Dolmetscherin  "Hinterher soll keiner mehr wissen, dass ich dabei war"

Sie kennen die Staatsgeheimnisse dieser Welt und flüstern Barack Obama ins Ohr. Dolmetscherin Helle Fordyce erklärt, wie sie sich auf Konferenzen vorbereitet, und warum Versicherungen sie und ihre Kollegen in eine Risikostufe mit Piloten stecken.
Zur Person
Foto: Studioline/ Martin Landsmann
Foto: Studioline / Martin Landsmann

Helle Fordyce (Jahrgang 1977) arbeitet als Dolmetscherin für Deutsch, Englisch und Spanisch im Bundeslandwirtschaftsministerium.

KarriereSPIEGEL: Frau Fordyce, ohne Dolmetscher wie Sie wären die Regierungschefs dieser Welt ganz schön aufgeschmissen. Wie nervös sind Sie vor Ihren Einsätzen?

Ziel A — Welche Sprachen dolmetscht Helle Fordyce laut Textauszug? Nenne alle.
Der Textauszug und die Einträge haben inhaltlich nichts miteinander zu tun.

Datenauszug —
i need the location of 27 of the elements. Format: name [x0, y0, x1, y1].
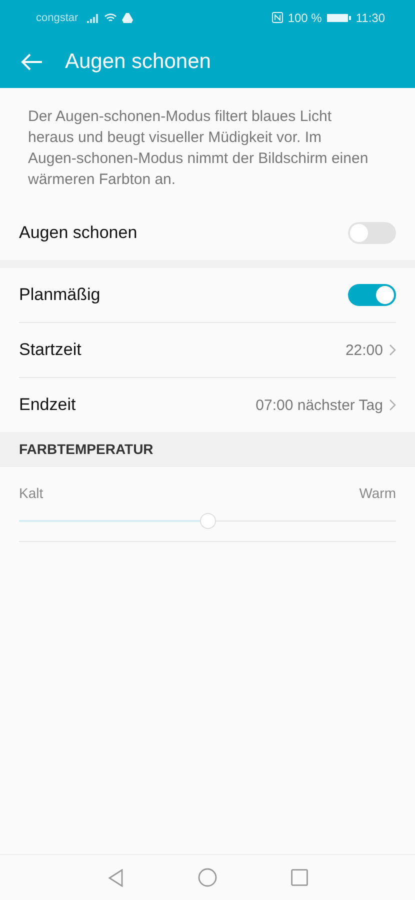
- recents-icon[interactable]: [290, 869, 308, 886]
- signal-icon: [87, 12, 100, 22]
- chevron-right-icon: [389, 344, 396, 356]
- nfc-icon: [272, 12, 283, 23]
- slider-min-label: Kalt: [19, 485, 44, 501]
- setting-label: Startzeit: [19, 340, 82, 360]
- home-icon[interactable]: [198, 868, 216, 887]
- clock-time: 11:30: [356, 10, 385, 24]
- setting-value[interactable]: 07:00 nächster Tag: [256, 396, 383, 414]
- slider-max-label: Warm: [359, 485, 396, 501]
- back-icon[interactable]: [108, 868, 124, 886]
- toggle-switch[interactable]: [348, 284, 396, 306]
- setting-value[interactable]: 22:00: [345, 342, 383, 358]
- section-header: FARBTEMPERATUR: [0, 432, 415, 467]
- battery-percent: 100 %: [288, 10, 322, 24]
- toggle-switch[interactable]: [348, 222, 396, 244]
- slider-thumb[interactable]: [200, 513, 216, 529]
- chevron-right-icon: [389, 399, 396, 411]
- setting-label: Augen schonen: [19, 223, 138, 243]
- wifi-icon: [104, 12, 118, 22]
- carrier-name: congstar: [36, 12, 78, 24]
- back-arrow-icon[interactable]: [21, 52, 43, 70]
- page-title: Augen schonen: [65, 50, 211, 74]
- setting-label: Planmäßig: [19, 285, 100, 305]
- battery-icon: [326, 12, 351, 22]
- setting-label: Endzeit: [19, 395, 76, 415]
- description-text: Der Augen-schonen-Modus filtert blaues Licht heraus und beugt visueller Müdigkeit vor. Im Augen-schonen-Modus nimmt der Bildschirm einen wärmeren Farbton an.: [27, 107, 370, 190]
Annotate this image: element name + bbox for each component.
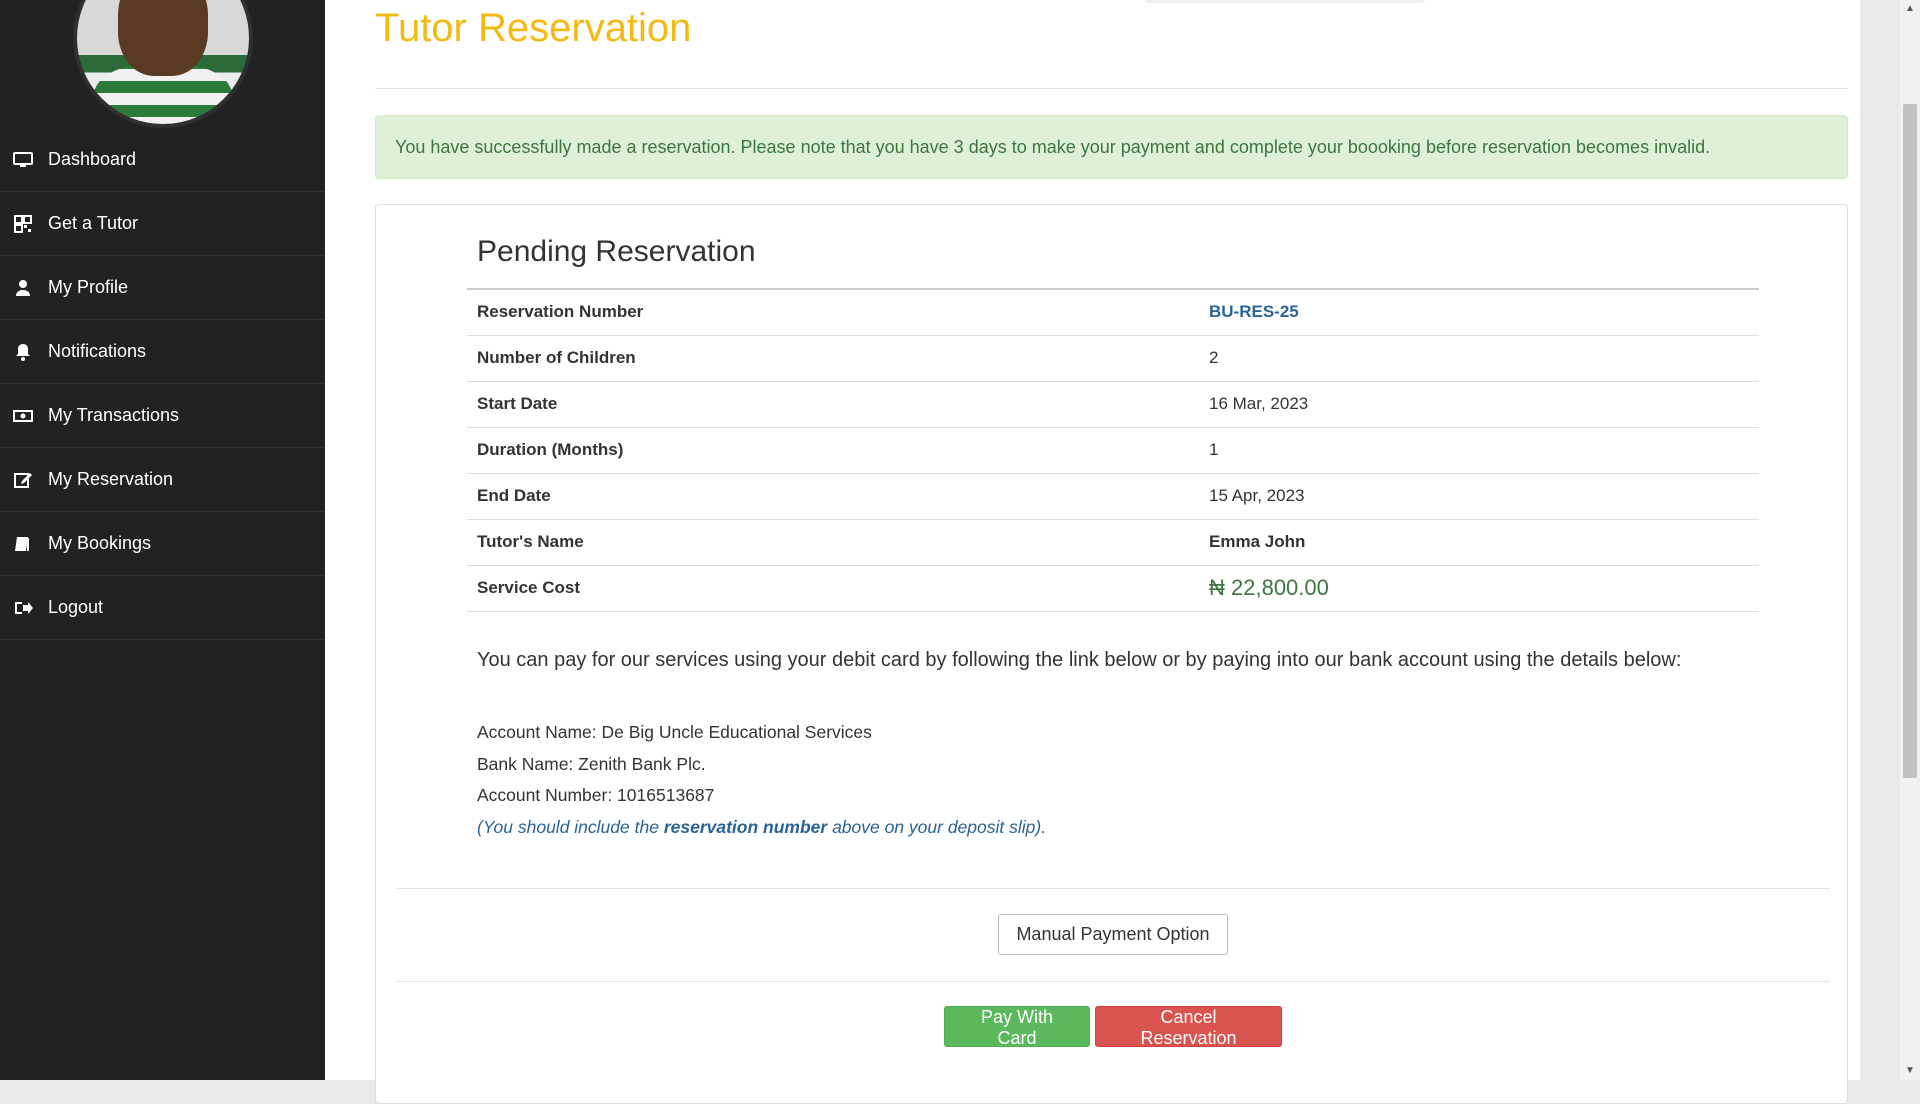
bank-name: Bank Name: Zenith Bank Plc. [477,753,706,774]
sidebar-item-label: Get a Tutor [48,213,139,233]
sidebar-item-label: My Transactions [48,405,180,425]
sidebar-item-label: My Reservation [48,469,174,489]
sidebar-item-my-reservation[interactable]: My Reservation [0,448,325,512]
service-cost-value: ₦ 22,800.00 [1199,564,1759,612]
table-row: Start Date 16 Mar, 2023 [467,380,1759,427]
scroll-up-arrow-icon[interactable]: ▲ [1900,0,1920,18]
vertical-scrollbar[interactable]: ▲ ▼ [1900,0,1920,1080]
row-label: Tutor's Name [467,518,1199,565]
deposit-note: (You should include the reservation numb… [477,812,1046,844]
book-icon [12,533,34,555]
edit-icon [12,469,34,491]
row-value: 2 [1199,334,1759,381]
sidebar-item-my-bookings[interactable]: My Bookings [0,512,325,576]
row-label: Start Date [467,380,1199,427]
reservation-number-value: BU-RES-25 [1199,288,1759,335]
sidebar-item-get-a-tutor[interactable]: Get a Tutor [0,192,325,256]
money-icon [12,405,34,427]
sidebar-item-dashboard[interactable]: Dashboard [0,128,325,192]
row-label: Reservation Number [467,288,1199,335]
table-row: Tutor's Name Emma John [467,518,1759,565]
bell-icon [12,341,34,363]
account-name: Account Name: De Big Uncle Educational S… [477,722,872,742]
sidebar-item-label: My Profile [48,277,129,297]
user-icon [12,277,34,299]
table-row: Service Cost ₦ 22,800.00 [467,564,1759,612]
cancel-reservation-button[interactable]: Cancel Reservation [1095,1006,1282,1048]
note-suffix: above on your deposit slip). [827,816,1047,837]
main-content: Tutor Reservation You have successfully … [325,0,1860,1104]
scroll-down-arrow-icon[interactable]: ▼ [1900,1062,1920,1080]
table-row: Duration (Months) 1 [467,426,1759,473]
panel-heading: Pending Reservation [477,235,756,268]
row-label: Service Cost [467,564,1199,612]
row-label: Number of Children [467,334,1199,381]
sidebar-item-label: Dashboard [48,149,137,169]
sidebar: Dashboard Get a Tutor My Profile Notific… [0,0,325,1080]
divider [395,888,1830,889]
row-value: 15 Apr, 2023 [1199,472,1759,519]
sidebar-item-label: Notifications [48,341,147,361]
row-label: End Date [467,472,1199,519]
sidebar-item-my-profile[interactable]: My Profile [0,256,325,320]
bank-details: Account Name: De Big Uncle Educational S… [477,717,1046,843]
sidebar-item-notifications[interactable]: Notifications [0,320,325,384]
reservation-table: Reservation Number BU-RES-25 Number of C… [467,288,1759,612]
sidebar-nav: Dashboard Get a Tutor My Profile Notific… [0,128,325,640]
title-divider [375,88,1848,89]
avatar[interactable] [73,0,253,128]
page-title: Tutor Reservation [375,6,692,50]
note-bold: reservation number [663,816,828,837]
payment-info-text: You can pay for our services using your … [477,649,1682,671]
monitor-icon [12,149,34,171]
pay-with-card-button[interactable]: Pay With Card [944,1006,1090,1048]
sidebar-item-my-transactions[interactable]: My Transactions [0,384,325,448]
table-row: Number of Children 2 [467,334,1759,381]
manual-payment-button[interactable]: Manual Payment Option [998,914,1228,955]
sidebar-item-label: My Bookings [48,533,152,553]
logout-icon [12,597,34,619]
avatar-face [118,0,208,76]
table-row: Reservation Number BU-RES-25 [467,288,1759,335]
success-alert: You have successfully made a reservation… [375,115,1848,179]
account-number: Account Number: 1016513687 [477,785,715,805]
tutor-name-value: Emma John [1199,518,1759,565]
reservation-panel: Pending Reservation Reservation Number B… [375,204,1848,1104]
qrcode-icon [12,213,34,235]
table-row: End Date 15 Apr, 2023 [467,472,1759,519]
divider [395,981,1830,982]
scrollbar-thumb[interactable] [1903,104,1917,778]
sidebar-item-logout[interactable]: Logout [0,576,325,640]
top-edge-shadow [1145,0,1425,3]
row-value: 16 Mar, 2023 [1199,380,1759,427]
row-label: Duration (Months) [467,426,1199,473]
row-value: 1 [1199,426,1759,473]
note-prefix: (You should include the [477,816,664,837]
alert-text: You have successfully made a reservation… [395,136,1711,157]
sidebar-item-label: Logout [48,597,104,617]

Ziel B — Tausche im Abschnitt der Einträge vom Anfang bis einschließlich der Zeile mit „Annotate this image: element“ jedes „setting-label“ gegen „option-label“ aus und gib nur diesen Abschnitt sonst unverändert wieder, ohne die Bilder.

Richtige Antwort A — Deutsch, Englisch, Spanisch

Richtige Antwort B —
i need the location of 27 of the elements. Format: name [x0, y0, x1, y1].
- recents-icon[interactable]: [290, 869, 308, 886]
- signal-icon: [87, 12, 100, 22]
- chevron-right-icon: [389, 344, 396, 356]
- nfc-icon: [272, 12, 283, 23]
- slider-min-label: Kalt: [19, 485, 44, 501]
- option-label: Startzeit: [19, 340, 82, 360]
- home-icon[interactable]: [198, 868, 216, 887]
- clock-time: 11:30: [356, 10, 385, 24]
- setting-value[interactable]: 07:00 nächster Tag: [256, 396, 383, 414]
- slider-max-label: Warm: [359, 485, 396, 501]
- back-icon[interactable]: [108, 868, 124, 886]
- toggle-switch[interactable]: [348, 284, 396, 306]
- setting-value[interactable]: 22:00: [345, 342, 383, 358]
- section-header: FARBTEMPERATUR: [0, 432, 415, 467]
- battery-percent: 100 %: [288, 10, 322, 24]
- toggle-switch[interactable]: [348, 222, 396, 244]
- slider-thumb[interactable]: [200, 513, 216, 529]
- chevron-right-icon: [389, 399, 396, 411]
- option-label: Augen schonen: [19, 223, 138, 243]
- wifi-icon: [104, 12, 118, 22]
- carrier-name: congstar: [36, 12, 78, 24]
- back-arrow-icon[interactable]: [21, 52, 43, 70]
- page-title: Augen schonen: [65, 50, 211, 74]
- option-label: Planmäßig: [19, 285, 100, 305]
- battery-icon: [326, 12, 351, 22]
- option-label: Endzeit: [19, 395, 76, 415]
- description-text: Der Augen-schonen-Modus filtert blaues Licht heraus und beugt visueller Müdigkeit vor. Im Augen-schonen-Modus nimmt der Bildschirm einen wärmeren Farbton an.: [27, 107, 370, 190]
Annotate this image: element name + bbox for each component.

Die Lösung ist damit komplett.